[START Excerpt to read]

Neighbourhood Planning FAQ’s

What is neighbourhood planning?

Neighbourhood planning is a new part of the planning system. It gives local communities the option to create statutory plans for managing future development in their area. For some time communities have had the power to produce local community planning documents which have had some weight in the planning process and this remains the case. However, neighbourhood planning is different because it sits alongside the District’s Local Plan and has full status as part of the statutory development plan. The Neighbourhood Planning (General) Regulations 2012 (external link) and Planning Practice Guidance (external link) gives detailed information about neighbourhood planning. 

Neighbourhood Planning offers communities the option to produce three slightly different spatial planning tools. Neighbourhood Development Plans, Neighbourhood Development Orders, and Community Right to Build Orders. Collectively these are often referred to as ‘neighbourhood plans’ or as ‘neighbourhood planning’. All of these must be compatible with national and local planning policies and are subject to a consultation process, an independent examination and a local referendum. If the local community votes in favour, then the plan is adopted by the Local Planning Authority.

Neighbourhood Development Plans set out policies on local development and land allocations in a neighbourhood area. Once adopted, a neighbourhood development plan will be used when determining planning applications.

Neighbourhood Development Orders grant planning permission for specific types of development within a neighbourhood area. Once adopted, these orders allow new development of the specified type to be built in that area without further planning permission. Permission could be full or outline, could have conditions attached and could be site-specific or grant more generalised development rights across a neighbourhood area.

Community Right to Build Orders are a particular type of development order, they enable a specially constituted local community organisation (not necessarily a town or parish council) to propose small scale development. Any benefit or profit from this development stays within the community to be used for the community’s not for private gain, for example, to maintain affordable housing stock or to provide and maintain local facilities such as playgrounds and village halls. In the same was as Neighbourhood Development Orders, once approved, the organisation can go ahead with the development without a separate traditional planning application.

Who can carry out neighbourhood planning?

Where a town or parish council exists, it is automatically the ‘qualifying body’ responsible for preparing a Neighbourhood Development Plan, Neighbourhood Development Order or Community Right to Build Order. The local council still needs to apply for designation of a specific neighbourhood area as the first formal step in the neighbourhood planning process. It is important to engage the wider community early on to make sure the Plan or Order represents the views of the local community as this will be tested by referendum. Town and parish councils cover the majority of Wealden, with just three smaller parish meetings where alternative arrangements apply.

What is the role of the local authority?

Local authorities have a statutory duty to support and advise organisations which want to do neighbourhood planning. They are also required to fund the referendum process and the costs of running the examination and appointing and funding the independent examiner for an examination. Wealden District Council will offer officer advice on emerging Neighbourhood Plans in its area.

[END Excerpt to read]
[START Data shown]

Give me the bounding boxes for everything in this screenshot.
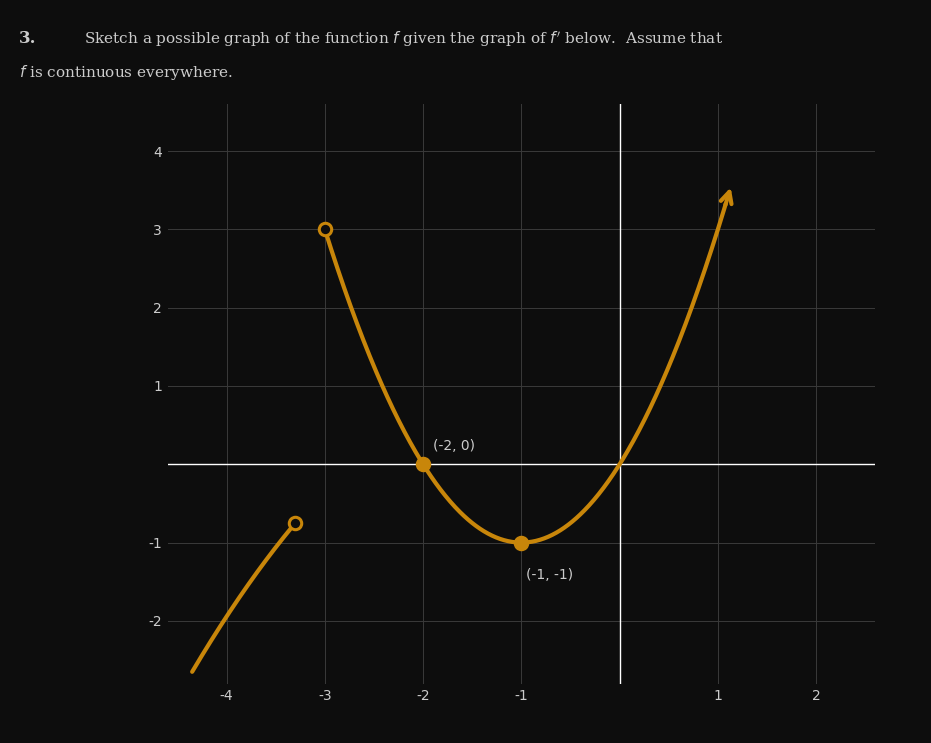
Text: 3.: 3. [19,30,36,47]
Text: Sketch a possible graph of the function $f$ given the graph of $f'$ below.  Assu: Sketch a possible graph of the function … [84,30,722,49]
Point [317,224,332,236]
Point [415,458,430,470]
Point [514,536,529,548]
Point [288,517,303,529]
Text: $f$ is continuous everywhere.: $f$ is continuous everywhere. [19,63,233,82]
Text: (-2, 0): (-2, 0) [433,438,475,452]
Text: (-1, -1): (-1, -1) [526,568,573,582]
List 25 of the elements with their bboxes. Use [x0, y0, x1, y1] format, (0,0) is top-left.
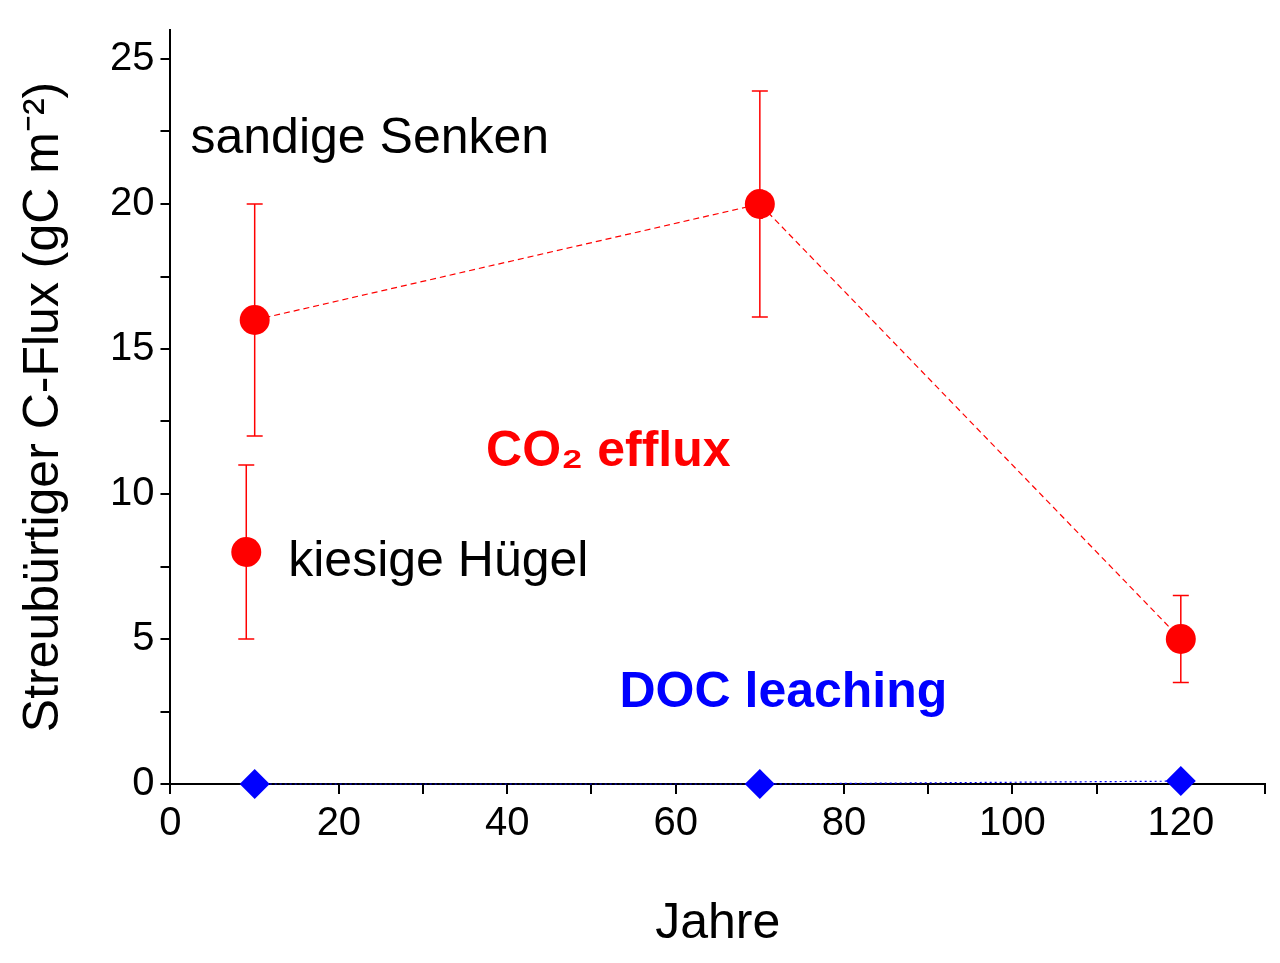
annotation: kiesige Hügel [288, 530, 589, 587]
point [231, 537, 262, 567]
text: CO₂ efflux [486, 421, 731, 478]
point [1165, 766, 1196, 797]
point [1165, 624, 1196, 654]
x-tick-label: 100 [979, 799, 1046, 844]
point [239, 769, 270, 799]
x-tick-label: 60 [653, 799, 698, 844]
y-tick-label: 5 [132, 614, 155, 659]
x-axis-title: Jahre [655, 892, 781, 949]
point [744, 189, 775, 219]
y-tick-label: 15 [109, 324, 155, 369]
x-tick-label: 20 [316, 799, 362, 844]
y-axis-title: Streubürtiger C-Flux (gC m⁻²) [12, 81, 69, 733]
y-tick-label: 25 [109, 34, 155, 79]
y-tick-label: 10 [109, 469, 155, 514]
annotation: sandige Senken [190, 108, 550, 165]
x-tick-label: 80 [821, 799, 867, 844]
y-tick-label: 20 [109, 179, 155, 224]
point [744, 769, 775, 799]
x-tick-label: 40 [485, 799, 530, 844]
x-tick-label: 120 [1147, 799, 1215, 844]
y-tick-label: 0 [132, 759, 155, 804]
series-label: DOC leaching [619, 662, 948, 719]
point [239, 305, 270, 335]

[END Data shown]
[START Data shown]

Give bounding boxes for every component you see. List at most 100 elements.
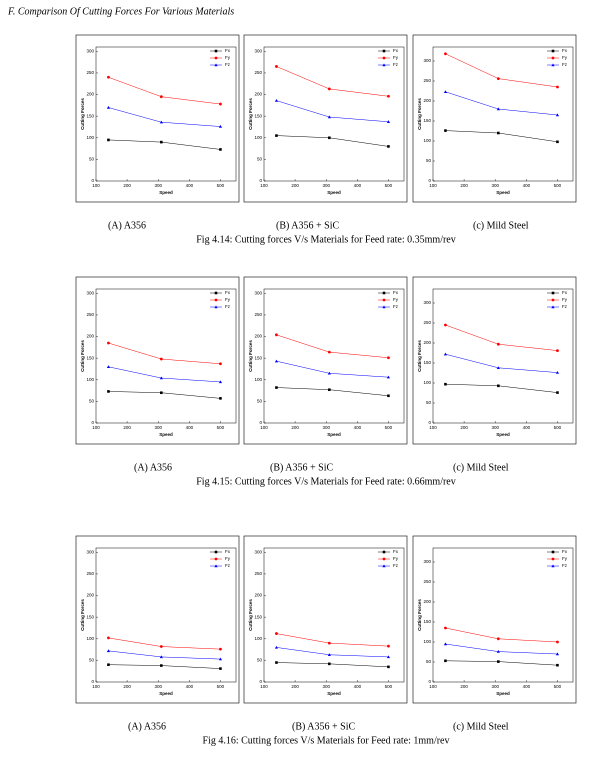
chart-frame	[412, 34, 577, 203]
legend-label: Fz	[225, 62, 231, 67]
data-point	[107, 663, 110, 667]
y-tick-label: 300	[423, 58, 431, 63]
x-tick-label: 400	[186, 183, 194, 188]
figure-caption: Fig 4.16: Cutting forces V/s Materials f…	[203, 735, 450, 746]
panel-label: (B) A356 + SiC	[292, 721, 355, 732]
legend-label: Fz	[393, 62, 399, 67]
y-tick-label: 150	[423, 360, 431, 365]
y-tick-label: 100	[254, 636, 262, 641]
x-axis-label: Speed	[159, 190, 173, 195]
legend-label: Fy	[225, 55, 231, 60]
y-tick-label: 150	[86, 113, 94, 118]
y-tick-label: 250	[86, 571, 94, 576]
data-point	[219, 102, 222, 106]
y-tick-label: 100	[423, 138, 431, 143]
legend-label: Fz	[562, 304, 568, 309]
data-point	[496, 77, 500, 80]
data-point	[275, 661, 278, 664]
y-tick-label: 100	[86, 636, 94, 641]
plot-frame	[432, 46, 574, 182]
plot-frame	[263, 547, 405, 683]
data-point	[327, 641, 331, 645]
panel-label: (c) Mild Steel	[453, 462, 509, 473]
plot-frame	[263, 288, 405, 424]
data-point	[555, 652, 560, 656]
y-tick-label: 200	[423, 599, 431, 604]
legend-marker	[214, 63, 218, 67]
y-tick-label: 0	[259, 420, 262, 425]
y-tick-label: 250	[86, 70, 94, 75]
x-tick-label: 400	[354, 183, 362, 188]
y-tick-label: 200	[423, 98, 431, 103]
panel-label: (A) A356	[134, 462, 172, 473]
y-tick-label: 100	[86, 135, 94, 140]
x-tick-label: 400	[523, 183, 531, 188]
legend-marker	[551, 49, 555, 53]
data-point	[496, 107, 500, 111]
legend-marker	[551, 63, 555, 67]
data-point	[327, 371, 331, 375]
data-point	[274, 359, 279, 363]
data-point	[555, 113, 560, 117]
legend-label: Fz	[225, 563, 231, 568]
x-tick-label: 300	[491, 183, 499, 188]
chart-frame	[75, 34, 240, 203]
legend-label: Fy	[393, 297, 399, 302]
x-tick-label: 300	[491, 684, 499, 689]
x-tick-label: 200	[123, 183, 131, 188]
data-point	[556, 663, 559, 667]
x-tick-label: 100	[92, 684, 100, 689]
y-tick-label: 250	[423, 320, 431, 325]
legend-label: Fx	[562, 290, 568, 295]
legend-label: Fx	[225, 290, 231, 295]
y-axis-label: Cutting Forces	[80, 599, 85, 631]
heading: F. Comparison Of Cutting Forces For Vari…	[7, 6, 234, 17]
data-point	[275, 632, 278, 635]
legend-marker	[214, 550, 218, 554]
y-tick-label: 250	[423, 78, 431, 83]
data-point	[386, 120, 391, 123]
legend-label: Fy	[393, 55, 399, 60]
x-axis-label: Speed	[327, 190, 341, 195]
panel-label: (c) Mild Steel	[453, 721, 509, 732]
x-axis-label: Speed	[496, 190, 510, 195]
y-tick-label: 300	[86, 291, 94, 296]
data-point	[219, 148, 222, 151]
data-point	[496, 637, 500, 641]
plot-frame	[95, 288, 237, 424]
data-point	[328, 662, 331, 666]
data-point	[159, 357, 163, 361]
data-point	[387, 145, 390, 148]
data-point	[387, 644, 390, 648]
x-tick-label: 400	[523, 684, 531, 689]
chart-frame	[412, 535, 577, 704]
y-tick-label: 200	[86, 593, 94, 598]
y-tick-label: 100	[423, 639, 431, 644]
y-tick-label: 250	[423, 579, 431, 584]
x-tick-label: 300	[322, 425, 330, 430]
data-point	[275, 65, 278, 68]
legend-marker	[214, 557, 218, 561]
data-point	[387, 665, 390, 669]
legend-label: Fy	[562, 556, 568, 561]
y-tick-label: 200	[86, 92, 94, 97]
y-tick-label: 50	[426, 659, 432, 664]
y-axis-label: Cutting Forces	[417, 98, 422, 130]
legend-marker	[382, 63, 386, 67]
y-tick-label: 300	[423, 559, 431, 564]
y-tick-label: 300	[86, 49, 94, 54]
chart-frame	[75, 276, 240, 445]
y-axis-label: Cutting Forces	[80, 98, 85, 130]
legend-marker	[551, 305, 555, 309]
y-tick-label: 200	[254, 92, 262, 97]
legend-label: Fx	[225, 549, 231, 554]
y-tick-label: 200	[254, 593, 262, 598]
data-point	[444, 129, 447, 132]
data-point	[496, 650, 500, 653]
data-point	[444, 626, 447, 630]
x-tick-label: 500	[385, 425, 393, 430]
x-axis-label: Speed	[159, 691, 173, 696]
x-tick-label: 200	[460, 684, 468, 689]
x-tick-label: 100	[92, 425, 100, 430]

[END Data shown]
[START Data shown]

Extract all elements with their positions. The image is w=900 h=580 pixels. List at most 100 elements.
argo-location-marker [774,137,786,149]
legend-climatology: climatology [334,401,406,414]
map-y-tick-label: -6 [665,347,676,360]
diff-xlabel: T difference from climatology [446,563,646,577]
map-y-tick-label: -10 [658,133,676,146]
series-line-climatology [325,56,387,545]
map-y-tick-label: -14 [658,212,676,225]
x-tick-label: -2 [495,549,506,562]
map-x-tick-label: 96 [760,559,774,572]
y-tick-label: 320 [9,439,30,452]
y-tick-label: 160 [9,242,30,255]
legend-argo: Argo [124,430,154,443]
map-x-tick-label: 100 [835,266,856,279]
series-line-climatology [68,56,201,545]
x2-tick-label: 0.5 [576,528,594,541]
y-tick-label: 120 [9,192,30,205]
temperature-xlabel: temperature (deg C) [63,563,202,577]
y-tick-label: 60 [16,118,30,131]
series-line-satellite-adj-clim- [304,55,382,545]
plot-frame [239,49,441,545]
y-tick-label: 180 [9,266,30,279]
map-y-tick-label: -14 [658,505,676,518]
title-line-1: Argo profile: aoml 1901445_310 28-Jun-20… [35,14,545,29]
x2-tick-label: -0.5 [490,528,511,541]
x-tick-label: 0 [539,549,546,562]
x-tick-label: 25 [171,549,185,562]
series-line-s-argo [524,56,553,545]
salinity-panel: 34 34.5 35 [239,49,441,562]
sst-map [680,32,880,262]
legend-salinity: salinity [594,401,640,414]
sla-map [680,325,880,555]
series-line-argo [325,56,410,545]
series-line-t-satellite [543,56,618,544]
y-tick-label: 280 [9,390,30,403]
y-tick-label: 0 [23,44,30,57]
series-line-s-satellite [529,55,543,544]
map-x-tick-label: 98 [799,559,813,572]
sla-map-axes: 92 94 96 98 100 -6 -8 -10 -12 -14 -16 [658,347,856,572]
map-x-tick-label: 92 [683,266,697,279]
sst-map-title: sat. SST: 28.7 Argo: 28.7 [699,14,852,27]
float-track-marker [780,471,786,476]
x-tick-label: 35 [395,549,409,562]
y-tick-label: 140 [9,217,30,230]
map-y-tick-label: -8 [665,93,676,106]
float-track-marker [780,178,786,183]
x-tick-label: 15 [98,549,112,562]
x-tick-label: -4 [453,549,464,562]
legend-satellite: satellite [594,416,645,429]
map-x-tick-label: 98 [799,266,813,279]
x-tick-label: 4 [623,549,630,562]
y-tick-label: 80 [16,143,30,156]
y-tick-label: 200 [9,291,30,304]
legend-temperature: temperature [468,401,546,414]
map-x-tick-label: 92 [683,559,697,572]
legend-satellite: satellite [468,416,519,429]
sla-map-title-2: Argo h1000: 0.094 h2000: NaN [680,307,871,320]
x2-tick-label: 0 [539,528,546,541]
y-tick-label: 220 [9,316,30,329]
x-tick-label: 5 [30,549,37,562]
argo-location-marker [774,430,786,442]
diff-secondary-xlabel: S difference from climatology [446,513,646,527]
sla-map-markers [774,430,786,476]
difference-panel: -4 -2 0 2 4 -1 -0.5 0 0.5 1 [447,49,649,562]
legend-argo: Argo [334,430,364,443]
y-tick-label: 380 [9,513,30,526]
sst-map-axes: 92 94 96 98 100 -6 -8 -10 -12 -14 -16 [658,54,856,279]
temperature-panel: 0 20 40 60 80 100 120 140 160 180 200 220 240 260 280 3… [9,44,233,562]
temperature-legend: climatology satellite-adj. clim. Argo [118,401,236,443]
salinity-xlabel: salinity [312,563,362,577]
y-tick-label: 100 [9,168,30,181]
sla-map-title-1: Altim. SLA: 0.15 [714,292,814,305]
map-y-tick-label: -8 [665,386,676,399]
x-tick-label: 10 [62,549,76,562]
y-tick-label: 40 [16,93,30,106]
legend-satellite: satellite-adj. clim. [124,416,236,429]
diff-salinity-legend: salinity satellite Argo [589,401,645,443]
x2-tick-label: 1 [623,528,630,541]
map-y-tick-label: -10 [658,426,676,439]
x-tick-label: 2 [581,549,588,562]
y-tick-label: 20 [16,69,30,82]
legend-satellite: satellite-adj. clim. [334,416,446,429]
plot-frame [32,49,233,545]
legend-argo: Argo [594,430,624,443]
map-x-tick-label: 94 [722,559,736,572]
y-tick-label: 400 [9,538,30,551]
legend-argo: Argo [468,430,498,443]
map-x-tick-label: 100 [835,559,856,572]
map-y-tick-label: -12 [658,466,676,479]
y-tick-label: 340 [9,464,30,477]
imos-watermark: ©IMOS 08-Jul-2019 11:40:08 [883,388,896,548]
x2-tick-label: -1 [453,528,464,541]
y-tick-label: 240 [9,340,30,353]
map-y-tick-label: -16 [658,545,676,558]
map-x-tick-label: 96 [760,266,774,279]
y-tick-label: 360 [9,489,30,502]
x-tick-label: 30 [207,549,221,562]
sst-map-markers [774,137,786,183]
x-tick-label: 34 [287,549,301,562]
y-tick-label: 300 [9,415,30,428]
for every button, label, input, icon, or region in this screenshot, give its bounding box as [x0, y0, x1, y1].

[END Data shown]

» **Request 1**:
Answer these questions from the neighborhood planning FAQ, each on its own line:
(a) Where a town or parish council exists, which body is automatically the "qualifying body"?
(b) What three stages must every neighborhood plan go through?
(c) Which costs are local authorities required to fund?
» **Request 2**:
Please summarize the neighborhood planning FAQ in two sentences.
The listing plays no part in what is asked here.

» **Exercise response 1**:
(a) The town or parish council.
(b) A consultation process, an independent examination and a local referendum.
(c) The referendum process, and the costs of running the examination and of appointing and funding the independent examiner.

» **Exercise response 2**:
Neighborhood planning lets local communities create statutory plans for managing future development, which sit alongside the District's Local Plan. Three tools are available, and each must fit national and local planning policies and pass a consultation, an independent examination and a local referendum; a town or parish council, where one exists, is automatically the body that prepares them, while local authorities must support and advise and must fund the referendum and examination.